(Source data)
▬▬▬▬▬▬▬▬▬▬

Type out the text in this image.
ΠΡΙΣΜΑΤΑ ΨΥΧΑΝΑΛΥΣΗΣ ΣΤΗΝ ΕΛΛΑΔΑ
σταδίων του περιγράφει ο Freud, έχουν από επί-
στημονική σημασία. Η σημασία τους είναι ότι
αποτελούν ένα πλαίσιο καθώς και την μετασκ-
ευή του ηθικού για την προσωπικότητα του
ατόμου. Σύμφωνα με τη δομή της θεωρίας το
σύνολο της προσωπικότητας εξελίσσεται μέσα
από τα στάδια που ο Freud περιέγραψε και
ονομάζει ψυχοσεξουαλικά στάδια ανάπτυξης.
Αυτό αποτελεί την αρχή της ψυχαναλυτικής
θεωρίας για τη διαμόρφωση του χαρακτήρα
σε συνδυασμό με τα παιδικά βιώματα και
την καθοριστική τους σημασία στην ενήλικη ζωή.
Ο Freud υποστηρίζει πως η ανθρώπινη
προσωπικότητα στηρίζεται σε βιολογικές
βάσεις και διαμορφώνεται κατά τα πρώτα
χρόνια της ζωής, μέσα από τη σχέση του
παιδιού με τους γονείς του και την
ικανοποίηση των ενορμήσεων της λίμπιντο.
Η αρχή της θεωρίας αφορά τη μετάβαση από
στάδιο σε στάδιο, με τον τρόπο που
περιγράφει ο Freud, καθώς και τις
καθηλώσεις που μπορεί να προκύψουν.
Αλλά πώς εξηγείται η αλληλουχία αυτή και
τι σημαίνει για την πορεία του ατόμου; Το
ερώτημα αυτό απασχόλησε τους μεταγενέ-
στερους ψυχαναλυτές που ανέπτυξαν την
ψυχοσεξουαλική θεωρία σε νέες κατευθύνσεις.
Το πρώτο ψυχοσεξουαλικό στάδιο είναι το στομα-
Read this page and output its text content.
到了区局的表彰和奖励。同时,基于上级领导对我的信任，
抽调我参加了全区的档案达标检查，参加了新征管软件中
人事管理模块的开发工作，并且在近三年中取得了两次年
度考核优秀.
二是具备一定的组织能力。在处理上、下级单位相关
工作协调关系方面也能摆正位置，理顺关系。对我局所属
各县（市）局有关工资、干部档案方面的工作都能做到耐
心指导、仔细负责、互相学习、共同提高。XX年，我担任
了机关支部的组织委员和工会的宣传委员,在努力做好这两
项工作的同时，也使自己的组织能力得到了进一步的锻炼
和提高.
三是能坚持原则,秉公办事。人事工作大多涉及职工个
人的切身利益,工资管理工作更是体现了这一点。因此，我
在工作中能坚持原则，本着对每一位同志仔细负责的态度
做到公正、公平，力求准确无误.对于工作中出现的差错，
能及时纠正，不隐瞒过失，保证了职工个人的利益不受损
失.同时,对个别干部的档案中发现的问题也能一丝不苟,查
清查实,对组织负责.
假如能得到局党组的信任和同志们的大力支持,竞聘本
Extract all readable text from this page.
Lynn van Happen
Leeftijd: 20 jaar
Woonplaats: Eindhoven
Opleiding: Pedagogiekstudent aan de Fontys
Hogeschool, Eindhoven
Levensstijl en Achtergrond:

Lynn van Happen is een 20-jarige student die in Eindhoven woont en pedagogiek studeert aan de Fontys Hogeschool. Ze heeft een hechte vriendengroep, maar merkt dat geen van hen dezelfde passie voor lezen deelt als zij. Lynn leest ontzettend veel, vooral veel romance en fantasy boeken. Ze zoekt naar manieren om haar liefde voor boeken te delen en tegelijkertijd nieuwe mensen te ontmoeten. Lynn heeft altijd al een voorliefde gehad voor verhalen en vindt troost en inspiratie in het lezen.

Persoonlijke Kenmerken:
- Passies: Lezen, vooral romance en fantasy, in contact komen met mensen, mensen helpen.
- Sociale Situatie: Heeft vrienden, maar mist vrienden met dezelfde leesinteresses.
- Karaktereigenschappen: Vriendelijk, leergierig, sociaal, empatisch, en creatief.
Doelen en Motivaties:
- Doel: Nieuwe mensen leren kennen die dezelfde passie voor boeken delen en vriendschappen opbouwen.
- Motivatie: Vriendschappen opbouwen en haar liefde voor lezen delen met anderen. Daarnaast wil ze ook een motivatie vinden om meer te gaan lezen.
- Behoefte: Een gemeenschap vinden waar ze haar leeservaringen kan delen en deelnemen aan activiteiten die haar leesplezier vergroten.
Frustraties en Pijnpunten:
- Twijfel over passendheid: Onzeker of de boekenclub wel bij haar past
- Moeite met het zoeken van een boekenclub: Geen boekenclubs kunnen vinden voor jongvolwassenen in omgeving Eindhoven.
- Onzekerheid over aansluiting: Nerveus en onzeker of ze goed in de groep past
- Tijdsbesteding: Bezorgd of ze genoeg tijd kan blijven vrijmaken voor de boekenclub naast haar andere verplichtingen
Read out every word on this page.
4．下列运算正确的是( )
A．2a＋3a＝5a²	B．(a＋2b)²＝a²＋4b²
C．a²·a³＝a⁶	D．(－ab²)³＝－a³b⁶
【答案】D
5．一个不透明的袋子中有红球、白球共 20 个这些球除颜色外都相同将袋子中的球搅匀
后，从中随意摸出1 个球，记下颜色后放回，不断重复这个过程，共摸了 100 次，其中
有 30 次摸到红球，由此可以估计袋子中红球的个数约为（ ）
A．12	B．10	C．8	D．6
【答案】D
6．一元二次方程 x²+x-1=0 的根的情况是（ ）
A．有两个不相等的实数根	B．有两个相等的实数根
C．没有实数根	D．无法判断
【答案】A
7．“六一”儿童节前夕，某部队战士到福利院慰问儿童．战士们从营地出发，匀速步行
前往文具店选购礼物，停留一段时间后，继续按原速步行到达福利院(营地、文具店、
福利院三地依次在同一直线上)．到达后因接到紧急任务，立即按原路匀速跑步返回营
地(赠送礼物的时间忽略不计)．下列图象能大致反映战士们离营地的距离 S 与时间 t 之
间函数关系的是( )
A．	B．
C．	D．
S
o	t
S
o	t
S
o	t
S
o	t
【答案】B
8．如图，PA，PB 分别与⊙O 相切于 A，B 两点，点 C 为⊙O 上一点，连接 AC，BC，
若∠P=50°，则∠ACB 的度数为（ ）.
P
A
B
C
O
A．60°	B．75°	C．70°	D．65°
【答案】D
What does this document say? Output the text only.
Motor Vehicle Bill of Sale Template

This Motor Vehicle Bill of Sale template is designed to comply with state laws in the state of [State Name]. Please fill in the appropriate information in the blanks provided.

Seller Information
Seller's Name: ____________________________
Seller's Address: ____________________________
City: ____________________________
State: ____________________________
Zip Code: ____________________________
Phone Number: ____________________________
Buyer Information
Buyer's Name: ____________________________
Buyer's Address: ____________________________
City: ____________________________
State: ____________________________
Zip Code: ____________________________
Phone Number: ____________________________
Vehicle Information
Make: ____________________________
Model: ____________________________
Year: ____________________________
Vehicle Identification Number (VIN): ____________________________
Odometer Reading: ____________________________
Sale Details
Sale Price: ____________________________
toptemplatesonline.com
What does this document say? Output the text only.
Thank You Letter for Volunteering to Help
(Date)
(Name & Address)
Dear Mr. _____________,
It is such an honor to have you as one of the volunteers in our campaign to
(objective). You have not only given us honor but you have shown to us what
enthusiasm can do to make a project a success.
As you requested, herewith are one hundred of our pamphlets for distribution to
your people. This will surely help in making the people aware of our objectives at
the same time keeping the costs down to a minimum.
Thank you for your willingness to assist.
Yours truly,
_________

▬▬▬▬▬▬▬▬▬▬

== Written task ==
Give the listing again, word for word.

== Exercise solution ==
Type out the text in this image.
ΠΡΙΣΜΑΤΑ ΨΥΧΑΝΑΛΥΣΗΣ ΣΤΗΝ ΕΛΛΑΔΑ
σταδίων του περιγράφει ο Freud, έχουν από επί-
στημονική σημασία. Η σημασία τους είναι ότι
αποτελούν ένα πλαίσιο καθώς και την μετασκ-
ευή του ηθικού για την προσωπικότητα του
ατόμου. Σύμφωνα με τη δομή της θεωρίας το
σύνολο της προσωπικότητας εξελίσσεται μέσα
από τα στάδια που ο Freud περιέγραψε και
ονομάζει ψυχοσεξουαλικά στάδια ανάπτυξης.
Αυτό αποτελεί την αρχή της ψυχαναλυτικής
θεωρίας για τη διαμόρφωση του χαρακτήρα
σε συνδυασμό με τα παιδικά βιώματα και
την καθοριστική τους σημασία στην ενήλικη ζωή.
Ο Freud υποστηρίζει πως η ανθρώπινη
προσωπικότητα στηρίζεται σε βιολογικές
βάσεις και διαμορφώνεται κατά τα πρώτα
χρόνια της ζωής, μέσα από τη σχέση του
παιδιού με τους γονείς του και την
ικανοποίηση των ενορμήσεων της λίμπιντο.
Η αρχή της θεωρίας αφορά τη μετάβαση από
στάδιο σε στάδιο, με τον τρόπο που
περιγράφει ο Freud, καθώς και τις
καθηλώσεις που μπορεί να προκύψουν.
Αλλά πώς εξηγείται η αλληλουχία αυτή και
τι σημαίνει για την πορεία του ατόμου; Το
ερώτημα αυτό απασχόλησε τους μεταγενέ-
στερους ψυχαναλυτές που ανέπτυξαν την
ψυχοσεξουαλική θεωρία σε νέες κατευθύνσεις.
Το πρώτο ψυχοσεξουαλικό στάδιο είναι το στομα-
Read this page and output its text content.
到了区局的表彰和奖励。同时,基于上级领导对我的信任，
抽调我参加了全区的档案达标检查，参加了新征管软件中
人事管理模块的开发工作，并且在近三年中取得了两次年
度考核优秀.
二是具备一定的组织能力。在处理上、下级单位相关
工作协调关系方面也能摆正位置，理顺关系。对我局所属
各县（市）局有关工资、干部档案方面的工作都能做到耐
心指导、仔细负责、互相学习、共同提高。XX年，我担任
了机关支部的组织委员和工会的宣传委员,在努力做好这两
项工作的同时，也使自己的组织能力得到了进一步的锻炼
和提高.
三是能坚持原则,秉公办事。人事工作大多涉及职工个
人的切身利益,工资管理工作更是体现了这一点。因此，我
在工作中能坚持原则，本着对每一位同志仔细负责的态度
做到公正、公平，力求准确无误.对于工作中出现的差错，
能及时纠正，不隐瞒过失，保证了职工个人的利益不受损
失.同时,对个别干部的档案中发现的问题也能一丝不苟,查
清查实,对组织负责.
假如能得到局党组的信任和同志们的大力支持,竞聘本
Extract all readable text from this page.
Lynn van Happen
Leeftijd: 20 jaar
Woonplaats: Eindhoven
Opleiding: Pedagogiekstudent aan de Fontys
Hogeschool, Eindhoven
Levensstijl en Achtergrond:

Lynn van Happen is een 20-jarige student die in Eindhoven woont en pedagogiek studeert aan de Fontys Hogeschool. Ze heeft een hechte vriendengroep, maar merkt dat geen van hen dezelfde passie voor lezen deelt als zij. Lynn leest ontzettend veel, vooral veel romance en fantasy boeken. Ze zoekt naar manieren om haar liefde voor boeken te delen en tegelijkertijd nieuwe mensen te ontmoeten. Lynn heeft altijd al een voorliefde gehad voor verhalen en vindt troost en inspiratie in het lezen.

Persoonlijke Kenmerken:
- Passies: Lezen, vooral romance en fantasy, in contact komen met mensen, mensen helpen.
- Sociale Situatie: Heeft vrienden, maar mist vrienden met dezelfde leesinteresses.
- Karaktereigenschappen: Vriendelijk, leergierig, sociaal, empatisch, en creatief.
Doelen en Motivaties:
- Doel: Nieuwe mensen leren kennen die dezelfde passie voor boeken delen en vriendschappen opbouwen.
- Motivatie: Vriendschappen opbouwen en haar liefde voor lezen delen met anderen. Daarnaast wil ze ook een motivatie vinden om meer te gaan lezen.
- Behoefte: Een gemeenschap vinden waar ze haar leeservaringen kan delen en deelnemen aan activiteiten die haar leesplezier vergroten.
Frustraties en Pijnpunten:
- Twijfel over passendheid: Onzeker of de boekenclub wel bij haar past
- Moeite met het zoeken van een boekenclub: Geen boekenclubs kunnen vinden voor jongvolwassenen in omgeving Eindhoven.
- Onzekerheid over aansluiting: Nerveus en onzeker of ze goed in de groep past
- Tijdsbesteding: Bezorgd of ze genoeg tijd kan blijven vrijmaken voor de boekenclub naast haar andere verplichtingen
Read out every word on this page.
4．下列运算正确的是( )
A．2a＋3a＝5a²	B．(a＋2b)²＝a²＋4b²
C．a²·a³＝a⁶	D．(－ab²)³＝－a³b⁶
【答案】D
5．一个不透明的袋子中有红球、白球共 20 个这些球除颜色外都相同将袋子中的球搅匀
后，从中随意摸出1 个球，记下颜色后放回，不断重复这个过程，共摸了 100 次，其中
有 30 次摸到红球，由此可以估计袋子中红球的个数约为（ ）
A．12	B．10	C．8	D．6
【答案】D
6．一元二次方程 x²+x-1=0 的根的情况是（ ）
A．有两个不相等的实数根	B．有两个相等的实数根
C．没有实数根	D．无法判断
【答案】A
7．“六一”儿童节前夕，某部队战士到福利院慰问儿童．战士们从营地出发，匀速步行
前往文具店选购礼物，停留一段时间后，继续按原速步行到达福利院(营地、文具店、
福利院三地依次在同一直线上)．到达后因接到紧急任务，立即按原路匀速跑步返回营
地(赠送礼物的时间忽略不计)．下列图象能大致反映战士们离营地的距离 S 与时间 t 之
间函数关系的是( )
A．	B．
C．	D．
S
o	t
S
o	t
S
o	t
S
o	t
【答案】B
8．如图，PA，PB 分别与⊙O 相切于 A，B 两点，点 C 为⊙O 上一点，连接 AC，BC，
若∠P=50°，则∠ACB 的度数为（ ）.
P
A
B
C
O
A．60°	B．75°	C．70°	D．65°
【答案】D
What does this document say? Output the text only.
Motor Vehicle Bill of Sale Template

This Motor Vehicle Bill of Sale template is designed to comply with state laws in the state of [State Name]. Please fill in the appropriate information in the blanks provided.

Seller Information
Seller's Name: ____________________________
Seller's Address: ____________________________
City: ____________________________
State: ____________________________
Zip Code: ____________________________
Phone Number: ____________________________
Buyer Information
Buyer's Name: ____________________________
Buyer's Address: ____________________________
City: ____________________________
State: ____________________________
Zip Code: ____________________________
Phone Number: ____________________________
Vehicle Information
Make: ____________________________
Model: ____________________________
Year: ____________________________
Vehicle Identification Number (VIN): ____________________________
Odometer Reading: ____________________________
Sale Details
Sale Price: ____________________________
toptemplatesonline.com
What does this document say? Output the text only.
Thank You Letter for Volunteering to Help
(Date)
(Name & Address)
Dear Mr. _____________,
It is such an honor to have you as one of the volunteers in our campaign to
(objective). You have not only given us honor but you have shown to us what
enthusiasm can do to make a project a success.
As you requested, herewith are one hundred of our pamphlets for distribution to
your people. This will surely help in making the people aware of our objectives at
the same time keeping the costs down to a minimum.
Thank you for your willingness to assist.
Yours truly,
_________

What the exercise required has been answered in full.